* **YOUR OBJECTIVE**:
Listed below are entries; give the number of lines among them that include "tomatoes", and only that number.

Items listed in a dataset
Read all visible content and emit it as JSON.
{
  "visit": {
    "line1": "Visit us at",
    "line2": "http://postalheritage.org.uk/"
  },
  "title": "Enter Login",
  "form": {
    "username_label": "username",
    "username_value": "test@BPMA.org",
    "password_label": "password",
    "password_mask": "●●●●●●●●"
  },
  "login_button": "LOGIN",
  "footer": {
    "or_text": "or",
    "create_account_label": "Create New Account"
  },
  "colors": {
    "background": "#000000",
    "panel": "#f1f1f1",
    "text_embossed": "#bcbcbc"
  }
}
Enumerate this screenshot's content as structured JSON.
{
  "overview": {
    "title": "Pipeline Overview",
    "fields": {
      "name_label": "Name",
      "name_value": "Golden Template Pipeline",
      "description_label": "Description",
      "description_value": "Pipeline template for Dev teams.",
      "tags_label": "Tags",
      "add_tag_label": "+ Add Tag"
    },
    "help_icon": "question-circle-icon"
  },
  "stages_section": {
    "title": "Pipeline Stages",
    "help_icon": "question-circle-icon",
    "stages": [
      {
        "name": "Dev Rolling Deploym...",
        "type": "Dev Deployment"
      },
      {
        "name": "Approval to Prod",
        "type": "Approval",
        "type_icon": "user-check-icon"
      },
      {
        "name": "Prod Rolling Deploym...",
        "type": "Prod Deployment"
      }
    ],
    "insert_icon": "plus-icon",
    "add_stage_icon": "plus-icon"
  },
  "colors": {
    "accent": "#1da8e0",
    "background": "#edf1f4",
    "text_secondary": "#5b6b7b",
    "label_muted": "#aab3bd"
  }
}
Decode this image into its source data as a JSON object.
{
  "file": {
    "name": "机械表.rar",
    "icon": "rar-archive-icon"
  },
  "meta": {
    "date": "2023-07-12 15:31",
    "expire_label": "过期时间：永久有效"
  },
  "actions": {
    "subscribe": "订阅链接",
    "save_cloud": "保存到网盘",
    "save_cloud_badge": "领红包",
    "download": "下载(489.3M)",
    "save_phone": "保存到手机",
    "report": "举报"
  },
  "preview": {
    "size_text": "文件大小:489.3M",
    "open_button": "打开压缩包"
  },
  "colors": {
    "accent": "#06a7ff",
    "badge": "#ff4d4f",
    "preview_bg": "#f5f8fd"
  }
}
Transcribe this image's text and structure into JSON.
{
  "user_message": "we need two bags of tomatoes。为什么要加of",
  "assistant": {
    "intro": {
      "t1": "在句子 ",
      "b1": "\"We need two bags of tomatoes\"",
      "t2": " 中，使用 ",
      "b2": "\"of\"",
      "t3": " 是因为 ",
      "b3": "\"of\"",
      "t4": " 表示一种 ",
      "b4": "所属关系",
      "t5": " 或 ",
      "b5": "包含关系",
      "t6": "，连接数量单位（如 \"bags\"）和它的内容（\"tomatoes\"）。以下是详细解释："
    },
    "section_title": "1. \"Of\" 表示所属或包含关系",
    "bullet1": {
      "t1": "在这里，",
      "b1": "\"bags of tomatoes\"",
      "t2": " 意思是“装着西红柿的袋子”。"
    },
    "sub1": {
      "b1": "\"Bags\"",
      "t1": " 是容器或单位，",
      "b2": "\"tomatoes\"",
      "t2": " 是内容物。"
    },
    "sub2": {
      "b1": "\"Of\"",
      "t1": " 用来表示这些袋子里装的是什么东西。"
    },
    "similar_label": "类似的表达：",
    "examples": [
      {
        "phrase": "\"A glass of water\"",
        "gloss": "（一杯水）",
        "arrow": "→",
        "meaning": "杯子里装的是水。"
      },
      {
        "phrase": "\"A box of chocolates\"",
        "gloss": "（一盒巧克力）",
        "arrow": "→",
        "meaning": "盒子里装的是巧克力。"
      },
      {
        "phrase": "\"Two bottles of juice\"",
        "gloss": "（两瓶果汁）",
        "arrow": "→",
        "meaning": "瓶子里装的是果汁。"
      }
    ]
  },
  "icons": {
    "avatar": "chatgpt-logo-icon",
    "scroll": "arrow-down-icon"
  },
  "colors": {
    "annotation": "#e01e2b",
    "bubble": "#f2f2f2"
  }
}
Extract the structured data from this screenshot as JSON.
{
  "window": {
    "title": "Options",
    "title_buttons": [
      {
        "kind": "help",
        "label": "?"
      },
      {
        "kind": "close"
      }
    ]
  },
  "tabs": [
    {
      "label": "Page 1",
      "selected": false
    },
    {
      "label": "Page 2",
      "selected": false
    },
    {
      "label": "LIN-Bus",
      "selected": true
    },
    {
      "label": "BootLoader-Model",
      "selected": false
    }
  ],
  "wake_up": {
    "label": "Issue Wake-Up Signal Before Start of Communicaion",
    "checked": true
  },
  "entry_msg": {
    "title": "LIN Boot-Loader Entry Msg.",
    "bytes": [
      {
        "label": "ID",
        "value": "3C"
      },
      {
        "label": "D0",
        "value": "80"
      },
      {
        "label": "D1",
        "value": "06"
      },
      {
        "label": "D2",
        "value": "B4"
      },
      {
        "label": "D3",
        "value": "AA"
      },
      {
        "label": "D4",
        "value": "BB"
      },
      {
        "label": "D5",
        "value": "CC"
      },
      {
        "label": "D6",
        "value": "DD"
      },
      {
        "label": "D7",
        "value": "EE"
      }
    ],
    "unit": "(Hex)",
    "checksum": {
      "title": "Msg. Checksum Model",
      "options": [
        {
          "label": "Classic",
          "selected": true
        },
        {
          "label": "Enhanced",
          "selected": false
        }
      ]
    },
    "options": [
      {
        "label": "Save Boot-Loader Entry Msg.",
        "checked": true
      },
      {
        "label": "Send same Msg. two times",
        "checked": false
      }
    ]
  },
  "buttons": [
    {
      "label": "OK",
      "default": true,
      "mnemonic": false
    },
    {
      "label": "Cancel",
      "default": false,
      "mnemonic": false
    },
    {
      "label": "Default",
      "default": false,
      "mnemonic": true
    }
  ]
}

* **EXERCISE OUTPUT**:
5